TASK INSTRUCTIONS » Repeat the whole listing below, word for word.

Recorded data »
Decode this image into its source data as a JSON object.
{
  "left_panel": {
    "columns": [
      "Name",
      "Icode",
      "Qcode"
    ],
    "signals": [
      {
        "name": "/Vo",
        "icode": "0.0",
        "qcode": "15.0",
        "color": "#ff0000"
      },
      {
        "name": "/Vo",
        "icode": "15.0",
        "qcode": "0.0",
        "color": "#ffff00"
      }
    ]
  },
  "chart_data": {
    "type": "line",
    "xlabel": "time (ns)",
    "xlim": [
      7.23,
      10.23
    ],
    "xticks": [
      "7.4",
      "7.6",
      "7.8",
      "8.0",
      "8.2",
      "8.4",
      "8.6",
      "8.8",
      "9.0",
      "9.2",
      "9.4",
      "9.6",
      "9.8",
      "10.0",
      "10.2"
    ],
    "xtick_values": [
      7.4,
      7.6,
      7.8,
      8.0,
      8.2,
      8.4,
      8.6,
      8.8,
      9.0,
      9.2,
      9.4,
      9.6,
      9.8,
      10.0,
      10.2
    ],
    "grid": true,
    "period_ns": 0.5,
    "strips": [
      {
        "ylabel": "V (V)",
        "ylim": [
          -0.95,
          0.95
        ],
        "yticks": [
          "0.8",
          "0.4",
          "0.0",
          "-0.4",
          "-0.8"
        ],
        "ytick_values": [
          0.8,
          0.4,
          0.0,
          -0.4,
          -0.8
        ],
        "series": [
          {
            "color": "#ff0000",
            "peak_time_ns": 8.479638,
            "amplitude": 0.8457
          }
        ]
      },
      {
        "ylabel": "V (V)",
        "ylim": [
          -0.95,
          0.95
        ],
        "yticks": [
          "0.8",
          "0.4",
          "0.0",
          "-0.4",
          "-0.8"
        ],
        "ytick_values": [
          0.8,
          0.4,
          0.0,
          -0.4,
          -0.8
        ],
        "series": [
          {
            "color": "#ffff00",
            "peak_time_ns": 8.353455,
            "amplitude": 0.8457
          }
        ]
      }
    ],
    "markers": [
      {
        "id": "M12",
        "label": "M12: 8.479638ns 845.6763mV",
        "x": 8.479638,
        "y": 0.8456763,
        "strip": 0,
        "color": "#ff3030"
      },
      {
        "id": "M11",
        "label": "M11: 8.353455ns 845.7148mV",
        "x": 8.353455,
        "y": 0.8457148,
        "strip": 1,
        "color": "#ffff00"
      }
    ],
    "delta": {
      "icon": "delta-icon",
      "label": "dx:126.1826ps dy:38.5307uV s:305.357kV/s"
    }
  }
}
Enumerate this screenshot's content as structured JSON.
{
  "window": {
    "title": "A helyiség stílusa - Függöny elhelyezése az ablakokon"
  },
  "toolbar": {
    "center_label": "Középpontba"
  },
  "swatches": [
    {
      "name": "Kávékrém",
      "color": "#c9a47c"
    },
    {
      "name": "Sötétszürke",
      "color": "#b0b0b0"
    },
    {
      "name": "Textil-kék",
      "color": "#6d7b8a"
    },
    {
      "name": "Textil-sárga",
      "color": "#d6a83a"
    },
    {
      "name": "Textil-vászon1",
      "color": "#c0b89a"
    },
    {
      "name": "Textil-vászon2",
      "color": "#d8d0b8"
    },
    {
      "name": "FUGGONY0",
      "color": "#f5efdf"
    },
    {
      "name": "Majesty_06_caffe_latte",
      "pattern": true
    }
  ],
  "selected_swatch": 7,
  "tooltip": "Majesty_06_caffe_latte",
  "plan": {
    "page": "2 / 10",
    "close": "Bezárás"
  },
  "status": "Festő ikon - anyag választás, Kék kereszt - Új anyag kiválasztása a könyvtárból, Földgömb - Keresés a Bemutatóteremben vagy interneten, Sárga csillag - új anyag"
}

FULL ANSWER »
Decode this image into its source data as a JSON object.
{
  "left_panel": {
    "columns": [
      "Name",
      "Icode",
      "Qcode"
    ],
    "signals": [
      {
        "name": "/Vo",
        "icode": "0.0",
        "qcode": "15.0",
        "color": "#ff0000"
      },
      {
        "name": "/Vo",
        "icode": "15.0",
        "qcode": "0.0",
        "color": "#ffff00"
      }
    ]
  },
  "chart_data": {
    "type": "line",
    "xlabel": "time (ns)",
    "xlim": [
      7.23,
      10.23
    ],
    "xticks": [
      "7.4",
      "7.6",
      "7.8",
      "8.0",
      "8.2",
      "8.4",
      "8.6",
      "8.8",
      "9.0",
      "9.2",
      "9.4",
      "9.6",
      "9.8",
      "10.0",
      "10.2"
    ],
    "xtick_values": [
      7.4,
      7.6,
      7.8,
      8.0,
      8.2,
      8.4,
      8.6,
      8.8,
      9.0,
      9.2,
      9.4,
      9.6,
      9.8,
      10.0,
      10.2
    ],
    "grid": true,
    "period_ns": 0.5,
    "strips": [
      {
        "ylabel": "V (V)",
        "ylim": [
          -0.95,
          0.95
        ],
        "yticks": [
          "0.8",
          "0.4",
          "0.0",
          "-0.4",
          "-0.8"
        ],
        "ytick_values": [
          0.8,
          0.4,
          0.0,
          -0.4,
          -0.8
        ],
        "series": [
          {
            "color": "#ff0000",
            "peak_time_ns": 8.479638,
            "amplitude": 0.8457
          }
        ]
      },
      {
        "ylabel": "V (V)",
        "ylim": [
          -0.95,
          0.95
        ],
        "yticks": [
          "0.8",
          "0.4",
          "0.0",
          "-0.4",
          "-0.8"
        ],
        "ytick_values": [
          0.8,
          0.4,
          0.0,
          -0.4,
          -0.8
        ],
        "series": [
          {
            "color": "#ffff00",
            "peak_time_ns": 8.353455,
            "amplitude": 0.8457
          }
        ]
      }
    ],
    "markers": [
      {
        "id": "M12",
        "label": "M12: 8.479638ns 845.6763mV",
        "x": 8.479638,
        "y": 0.8456763,
        "strip": 0,
        "color": "#ff3030"
      },
      {
        "id": "M11",
        "label": "M11: 8.353455ns 845.7148mV",
        "x": 8.353455,
        "y": 0.8457148,
        "strip": 1,
        "color": "#ffff00"
      }
    ],
    "delta": {
      "icon": "delta-icon",
      "label": "dx:126.1826ps dy:38.5307uV s:305.357kV/s"
    }
  }
}
Enumerate this screenshot's content as structured JSON.
{
  "window": {
    "title": "A helyiség stílusa - Függöny elhelyezése az ablakokon"
  },
  "toolbar": {
    "center_label": "Középpontba"
  },
  "swatches": [
    {
      "name": "Kávékrém",
      "color": "#c9a47c"
    },
    {
      "name": "Sötétszürke",
      "color": "#b0b0b0"
    },
    {
      "name": "Textil-kék",
      "color": "#6d7b8a"
    },
    {
      "name": "Textil-sárga",
      "color": "#d6a83a"
    },
    {
      "name": "Textil-vászon1",
      "color": "#c0b89a"
    },
    {
      "name": "Textil-vászon2",
      "color": "#d8d0b8"
    },
    {
      "name": "FUGGONY0",
      "color": "#f5efdf"
    },
    {
      "name": "Majesty_06_caffe_latte",
      "pattern": true
    }
  ],
  "selected_swatch": 7,
  "tooltip": "Majesty_06_caffe_latte",
  "plan": {
    "page": "2 / 10",
    "close": "Bezárás"
  },
  "status": "Festő ikon - anyag választás, Kék kereszt - Új anyag kiválasztása a könyvtárból, Földgömb - Keresés a Bemutatóteremben vagy interneten, Sárga csillag - új anyag"
}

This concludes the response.